Short exercise
Omit every picture and write out the rest of the records exactly.

------ Source material ------

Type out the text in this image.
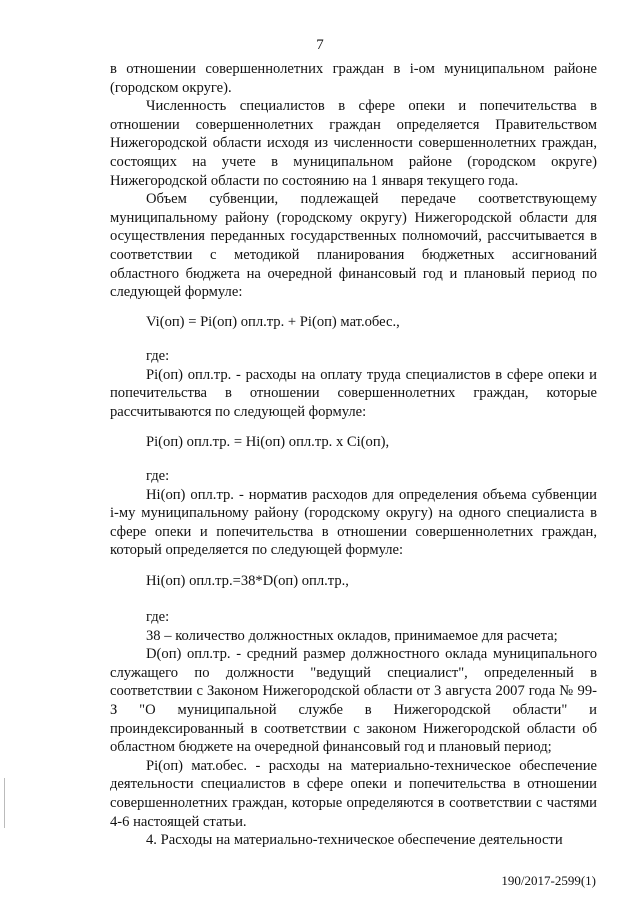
7

в отношении совершеннолетних граждан в i-ом муниципальном районе (городском округе).

Численность специалистов в сфере опеки и попечительства в отношении совершеннолетних граждан определяется Правительством Нижегородской области исходя из численности совершеннолетних граждан, состоящих на учете в муниципальном районе (городском округе) Нижегородской области по состоянию на 1 января текущего года.

Объем субвенции, подлежащей передаче соответствующему муниципальному району (городскому округу) Нижегородской области для осуществления переданных государственных полномочий, рассчитывается в соответствии с методикой планирования бюджетных ассигнований областного бюджета на очередной финансовый год и плановый период по следующей формуле:

Vi(оп) = Pi(оп) опл.тр. + Pi(оп) мат.обес.,

где:

Pi(оп) опл.тр. - расходы на оплату труда специалистов в сфере опеки и попечительства в отношении совершеннолетних граждан, которые рассчитываются по следующей формуле:

Pi(оп) опл.тр. = Hi(оп) опл.тр. x Ci(оп),

где:

Hi(оп) опл.тр. - норматив расходов для определения объема субвенции i-му муниципальному району (городскому округу) на одного специалиста в сфере опеки и попечительства в отношении совершеннолетних граждан, который определяется по следующей формуле:

Hi(оп) опл.тр.=38*D(оп) опл.тр.,

где:

38 – количество должностных окладов, принимаемое для расчета;

D(оп) опл.тр. - средний размер должностного оклада муниципального служащего по должности "ведущий специалист", определенный в соответствии с Законом Нижегородской области от 3 августа 2007 года № 99-З "О муниципальной службе в Нижегородской области" и проиндексированный в соответствии с законом Нижегородской области об областном бюджете на очередной финансовый год и плановый период;

Pi(оп) мат.обес. - расходы на материально-техническое обеспечение деятельности специалистов в сфере опеки и попечительства в отношении совершеннолетних граждан, которые определяются в соответствии с частями 4-6 настоящей статьи.

4. Расходы на материально-техническое обеспечение деятельности

190/2017-2599(1)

------

Completed exercise
Type out the text in this image.
7

в отношении совершеннолетних граждан в i-ом муниципальном районе (городском округе).

Численность специалистов в сфере опеки и попечительства в отношении совершеннолетних граждан определяется Правительством Нижегородской области исходя из численности совершеннолетних граждан, состоящих на учете в муниципальном районе (городском округе) Нижегородской области по состоянию на 1 января текущего года.

Объем субвенции, подлежащей передаче соответствующему муниципальному району (городскому округу) Нижегородской области для осуществления переданных государственных полномочий, рассчитывается в соответствии с методикой планирования бюджетных ассигнований областного бюджета на очередной финансовый год и плановый период по следующей формуле:

Vi(оп) = Pi(оп) опл.тр. + Pi(оп) мат.обес.,

где:

Pi(оп) опл.тр. - расходы на оплату труда специалистов в сфере опеки и попечительства в отношении совершеннолетних граждан, которые рассчитываются по следующей формуле:

Pi(оп) опл.тр. = Hi(оп) опл.тр. x Ci(оп),

где:

Hi(оп) опл.тр. - норматив расходов для определения объема субвенции i-му муниципальному району (городскому округу) на одного специалиста в сфере опеки и попечительства в отношении совершеннолетних граждан, который определяется по следующей формуле:

Hi(оп) опл.тр.=38*D(оп) опл.тр.,

где:

38 – количество должностных окладов, принимаемое для расчета;

D(оп) опл.тр. - средний размер должностного оклада муниципального служащего по должности "ведущий специалист", определенный в соответствии с Законом Нижегородской области от 3 августа 2007 года № 99-З "О муниципальной службе в Нижегородской области" и проиндексированный в соответствии с законом Нижегородской области об областном бюджете на очередной финансовый год и плановый период;

Pi(оп) мат.обес. - расходы на материально-техническое обеспечение деятельности специалистов в сфере опеки и попечительства в отношении совершеннолетних граждан, которые определяются в соответствии с частями 4-6 настоящей статьи.

4. Расходы на материально-техническое обеспечение деятельности

190/2017-2599(1)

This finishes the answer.